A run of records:
##############################

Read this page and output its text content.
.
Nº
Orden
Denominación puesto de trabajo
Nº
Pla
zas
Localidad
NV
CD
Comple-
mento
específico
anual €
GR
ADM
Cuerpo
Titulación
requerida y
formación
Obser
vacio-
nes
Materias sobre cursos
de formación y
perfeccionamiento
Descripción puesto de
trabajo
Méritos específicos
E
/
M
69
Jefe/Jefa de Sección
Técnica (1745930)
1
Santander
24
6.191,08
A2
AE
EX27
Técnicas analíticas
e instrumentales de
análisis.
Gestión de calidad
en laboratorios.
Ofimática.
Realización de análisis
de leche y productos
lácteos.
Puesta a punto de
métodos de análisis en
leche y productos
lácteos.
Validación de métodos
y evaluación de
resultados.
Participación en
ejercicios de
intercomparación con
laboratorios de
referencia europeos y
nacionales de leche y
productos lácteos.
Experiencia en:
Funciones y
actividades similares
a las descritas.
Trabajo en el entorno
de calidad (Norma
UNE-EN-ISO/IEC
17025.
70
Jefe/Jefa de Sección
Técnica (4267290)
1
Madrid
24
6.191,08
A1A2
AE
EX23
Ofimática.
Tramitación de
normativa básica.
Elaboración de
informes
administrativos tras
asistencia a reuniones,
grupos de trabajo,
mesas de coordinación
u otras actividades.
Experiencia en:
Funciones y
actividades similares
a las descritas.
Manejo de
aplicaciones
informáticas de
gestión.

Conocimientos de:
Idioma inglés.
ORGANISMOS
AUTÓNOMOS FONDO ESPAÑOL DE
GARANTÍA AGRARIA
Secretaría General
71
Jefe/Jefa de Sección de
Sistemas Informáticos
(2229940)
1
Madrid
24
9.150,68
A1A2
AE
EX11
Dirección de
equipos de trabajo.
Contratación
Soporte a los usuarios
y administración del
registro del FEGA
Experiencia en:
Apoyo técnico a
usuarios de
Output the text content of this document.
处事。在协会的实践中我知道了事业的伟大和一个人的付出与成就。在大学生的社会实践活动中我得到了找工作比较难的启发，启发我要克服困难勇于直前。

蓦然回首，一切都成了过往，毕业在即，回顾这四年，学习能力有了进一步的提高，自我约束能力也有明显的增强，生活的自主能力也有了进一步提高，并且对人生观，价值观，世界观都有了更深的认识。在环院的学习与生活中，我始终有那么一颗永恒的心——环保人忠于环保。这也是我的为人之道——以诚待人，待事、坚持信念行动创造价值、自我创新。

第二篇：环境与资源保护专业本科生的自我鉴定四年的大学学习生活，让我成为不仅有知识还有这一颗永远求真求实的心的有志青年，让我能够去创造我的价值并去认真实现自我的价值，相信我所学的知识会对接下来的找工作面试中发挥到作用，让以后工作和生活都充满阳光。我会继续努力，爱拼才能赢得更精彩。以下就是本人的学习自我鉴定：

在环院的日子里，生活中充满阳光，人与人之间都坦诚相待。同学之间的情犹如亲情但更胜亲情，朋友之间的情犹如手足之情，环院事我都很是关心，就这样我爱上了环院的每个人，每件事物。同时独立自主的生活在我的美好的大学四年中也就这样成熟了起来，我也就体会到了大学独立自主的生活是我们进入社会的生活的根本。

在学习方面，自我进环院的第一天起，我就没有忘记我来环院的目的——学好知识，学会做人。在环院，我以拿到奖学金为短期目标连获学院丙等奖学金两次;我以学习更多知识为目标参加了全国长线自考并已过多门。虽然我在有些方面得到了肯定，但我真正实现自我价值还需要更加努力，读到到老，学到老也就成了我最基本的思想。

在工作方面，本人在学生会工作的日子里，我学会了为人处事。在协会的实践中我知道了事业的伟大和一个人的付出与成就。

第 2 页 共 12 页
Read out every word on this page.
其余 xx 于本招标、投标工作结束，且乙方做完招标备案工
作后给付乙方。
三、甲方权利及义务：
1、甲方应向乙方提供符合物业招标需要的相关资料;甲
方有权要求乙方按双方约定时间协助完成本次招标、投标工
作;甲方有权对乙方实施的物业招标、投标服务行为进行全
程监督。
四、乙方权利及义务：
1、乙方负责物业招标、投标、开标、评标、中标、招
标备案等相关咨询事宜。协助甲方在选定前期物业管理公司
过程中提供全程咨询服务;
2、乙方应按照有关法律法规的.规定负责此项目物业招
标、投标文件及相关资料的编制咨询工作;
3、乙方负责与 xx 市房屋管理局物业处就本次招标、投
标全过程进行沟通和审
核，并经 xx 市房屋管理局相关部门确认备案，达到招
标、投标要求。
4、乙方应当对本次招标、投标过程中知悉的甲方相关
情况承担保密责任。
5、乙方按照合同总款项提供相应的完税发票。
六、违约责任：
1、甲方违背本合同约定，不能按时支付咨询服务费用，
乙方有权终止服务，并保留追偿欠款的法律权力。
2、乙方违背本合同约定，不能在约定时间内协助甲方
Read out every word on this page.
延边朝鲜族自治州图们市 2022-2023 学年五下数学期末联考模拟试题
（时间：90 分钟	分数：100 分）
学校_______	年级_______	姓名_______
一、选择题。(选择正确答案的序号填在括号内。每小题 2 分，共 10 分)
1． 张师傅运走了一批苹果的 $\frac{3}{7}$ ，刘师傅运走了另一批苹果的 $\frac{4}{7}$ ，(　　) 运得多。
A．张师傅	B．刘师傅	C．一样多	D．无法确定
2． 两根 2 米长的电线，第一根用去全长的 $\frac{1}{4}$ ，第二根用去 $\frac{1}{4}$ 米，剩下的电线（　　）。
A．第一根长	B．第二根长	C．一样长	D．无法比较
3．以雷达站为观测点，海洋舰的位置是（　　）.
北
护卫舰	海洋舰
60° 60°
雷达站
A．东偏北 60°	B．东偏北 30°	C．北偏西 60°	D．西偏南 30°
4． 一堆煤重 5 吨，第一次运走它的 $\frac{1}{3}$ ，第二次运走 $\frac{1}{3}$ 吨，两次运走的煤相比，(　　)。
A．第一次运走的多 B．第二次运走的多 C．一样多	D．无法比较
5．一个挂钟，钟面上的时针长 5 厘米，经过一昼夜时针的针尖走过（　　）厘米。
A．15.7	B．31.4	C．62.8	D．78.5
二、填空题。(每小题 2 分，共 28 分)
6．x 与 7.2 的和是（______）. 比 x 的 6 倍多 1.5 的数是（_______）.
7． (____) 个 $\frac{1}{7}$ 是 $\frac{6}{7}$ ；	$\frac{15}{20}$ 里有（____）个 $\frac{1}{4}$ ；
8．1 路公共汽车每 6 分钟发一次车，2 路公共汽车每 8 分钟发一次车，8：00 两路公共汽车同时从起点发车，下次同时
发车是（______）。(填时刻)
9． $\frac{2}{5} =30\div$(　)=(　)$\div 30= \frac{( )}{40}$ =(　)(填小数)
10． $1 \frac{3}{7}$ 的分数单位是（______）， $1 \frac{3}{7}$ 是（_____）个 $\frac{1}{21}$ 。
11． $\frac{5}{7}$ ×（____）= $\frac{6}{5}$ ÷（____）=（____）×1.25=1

##############################

GOAL: Output the whole listing above again, word for word.

WRITTEN ANSWER:
Read this page and output its text content.
.
Nº
Orden
Denominación puesto de trabajo
Nº
Pla
zas
Localidad
NV
CD
Comple-
mento
específico
anual €
GR
ADM
Cuerpo
Titulación
requerida y
formación
Obser
vacio-
nes
Materias sobre cursos
de formación y
perfeccionamiento
Descripción puesto de
trabajo
Méritos específicos
E
/
M
69
Jefe/Jefa de Sección
Técnica (1745930)
1
Santander
24
6.191,08
A2
AE
EX27
Técnicas analíticas
e instrumentales de
análisis.
Gestión de calidad
en laboratorios.
Ofimática.
Realización de análisis
de leche y productos
lácteos.
Puesta a punto de
métodos de análisis en
leche y productos
lácteos.
Validación de métodos
y evaluación de
resultados.
Participación en
ejercicios de
intercomparación con
laboratorios de
referencia europeos y
nacionales de leche y
productos lácteos.
Experiencia en:
Funciones y
actividades similares
a las descritas.
Trabajo en el entorno
de calidad (Norma
UNE-EN-ISO/IEC
17025.
70
Jefe/Jefa de Sección
Técnica (4267290)
1
Madrid
24
6.191,08
A1A2
AE
EX23
Ofimática.
Tramitación de
normativa básica.
Elaboración de
informes
administrativos tras
asistencia a reuniones,
grupos de trabajo,
mesas de coordinación
u otras actividades.
Experiencia en:
Funciones y
actividades similares
a las descritas.
Manejo de
aplicaciones
informáticas de
gestión.

Conocimientos de:
Idioma inglés.
ORGANISMOS
AUTÓNOMOS FONDO ESPAÑOL DE
GARANTÍA AGRARIA
Secretaría General
71
Jefe/Jefa de Sección de
Sistemas Informáticos
(2229940)
1
Madrid
24
9.150,68
A1A2
AE
EX11
Dirección de
equipos de trabajo.
Contratación
Soporte a los usuarios
y administración del
registro del FEGA
Experiencia en:
Apoyo técnico a
usuarios de
Output the text content of this document.
处事。在协会的实践中我知道了事业的伟大和一个人的付出与成就。在大学生的社会实践活动中我得到了找工作比较难的启发，启发我要克服困难勇于直前。

蓦然回首，一切都成了过往，毕业在即，回顾这四年，学习能力有了进一步的提高，自我约束能力也有明显的增强，生活的自主能力也有了进一步提高，并且对人生观，价值观，世界观都有了更深的认识。在环院的学习与生活中，我始终有那么一颗永恒的心——环保人忠于环保。这也是我的为人之道——以诚待人，待事、坚持信念行动创造价值、自我创新。

第二篇：环境与资源保护专业本科生的自我鉴定四年的大学学习生活，让我成为不仅有知识还有这一颗永远求真求实的心的有志青年，让我能够去创造我的价值并去认真实现自我的价值，相信我所学的知识会对接下来的找工作面试中发挥到作用，让以后工作和生活都充满阳光。我会继续努力，爱拼才能赢得更精彩。以下就是本人的学习自我鉴定：

在环院的日子里，生活中充满阳光，人与人之间都坦诚相待。同学之间的情犹如亲情但更胜亲情，朋友之间的情犹如手足之情，环院事我都很是关心，就这样我爱上了环院的每个人，每件事物。同时独立自主的生活在我的美好的大学四年中也就这样成熟了起来，我也就体会到了大学独立自主的生活是我们进入社会的生活的根本。

在学习方面，自我进环院的第一天起，我就没有忘记我来环院的目的——学好知识，学会做人。在环院，我以拿到奖学金为短期目标连获学院丙等奖学金两次;我以学习更多知识为目标参加了全国长线自考并已过多门。虽然我在有些方面得到了肯定，但我真正实现自我价值还需要更加努力，读到到老，学到老也就成了我最基本的思想。

在工作方面，本人在学生会工作的日子里，我学会了为人处事。在协会的实践中我知道了事业的伟大和一个人的付出与成就。

第 2 页 共 12 页
Read out every word on this page.
其余 xx 于本招标、投标工作结束，且乙方做完招标备案工
作后给付乙方。
三、甲方权利及义务：
1、甲方应向乙方提供符合物业招标需要的相关资料;甲
方有权要求乙方按双方约定时间协助完成本次招标、投标工
作;甲方有权对乙方实施的物业招标、投标服务行为进行全
程监督。
四、乙方权利及义务：
1、乙方负责物业招标、投标、开标、评标、中标、招
标备案等相关咨询事宜。协助甲方在选定前期物业管理公司
过程中提供全程咨询服务;
2、乙方应按照有关法律法规的.规定负责此项目物业招
标、投标文件及相关资料的编制咨询工作;
3、乙方负责与 xx 市房屋管理局物业处就本次招标、投
标全过程进行沟通和审
核，并经 xx 市房屋管理局相关部门确认备案，达到招
标、投标要求。
4、乙方应当对本次招标、投标过程中知悉的甲方相关
情况承担保密责任。
5、乙方按照合同总款项提供相应的完税发票。
六、违约责任：
1、甲方违背本合同约定，不能按时支付咨询服务费用，
乙方有权终止服务，并保留追偿欠款的法律权力。
2、乙方违背本合同约定，不能在约定时间内协助甲方
Read out every word on this page.
延边朝鲜族自治州图们市 2022-2023 学年五下数学期末联考模拟试题
（时间：90 分钟	分数：100 分）
学校_______	年级_______	姓名_______
一、选择题。(选择正确答案的序号填在括号内。每小题 2 分，共 10 分)
1． 张师傅运走了一批苹果的 $\frac{3}{7}$ ，刘师傅运走了另一批苹果的 $\frac{4}{7}$ ，(　　) 运得多。
A．张师傅	B．刘师傅	C．一样多	D．无法确定
2． 两根 2 米长的电线，第一根用去全长的 $\frac{1}{4}$ ，第二根用去 $\frac{1}{4}$ 米，剩下的电线（　　）。
A．第一根长	B．第二根长	C．一样长	D．无法比较
3．以雷达站为观测点，海洋舰的位置是（　　）.
北
护卫舰	海洋舰
60° 60°
雷达站
A．东偏北 60°	B．东偏北 30°	C．北偏西 60°	D．西偏南 30°
4． 一堆煤重 5 吨，第一次运走它的 $\frac{1}{3}$ ，第二次运走 $\frac{1}{3}$ 吨，两次运走的煤相比，(　　)。
A．第一次运走的多 B．第二次运走的多 C．一样多	D．无法比较
5．一个挂钟，钟面上的时针长 5 厘米，经过一昼夜时针的针尖走过（　　）厘米。
A．15.7	B．31.4	C．62.8	D．78.5
二、填空题。(每小题 2 分，共 28 分)
6．x 与 7.2 的和是（______）. 比 x 的 6 倍多 1.5 的数是（_______）.
7． (____) 个 $\frac{1}{7}$ 是 $\frac{6}{7}$ ；	$\frac{15}{20}$ 里有（____）个 $\frac{1}{4}$ ；
8．1 路公共汽车每 6 分钟发一次车，2 路公共汽车每 8 分钟发一次车，8：00 两路公共汽车同时从起点发车，下次同时
发车是（______）。(填时刻)
9． $\frac{2}{5} =30\div$(　)=(　)$\div 30= \frac{( )}{40}$ =(　)(填小数)
10． $1 \frac{3}{7}$ 的分数单位是（______）， $1 \frac{3}{7}$ 是（_____）个 $\frac{1}{21}$ 。
11． $\frac{5}{7}$ ×（____）= $\frac{6}{5}$ ÷（____）=（____）×1.25=1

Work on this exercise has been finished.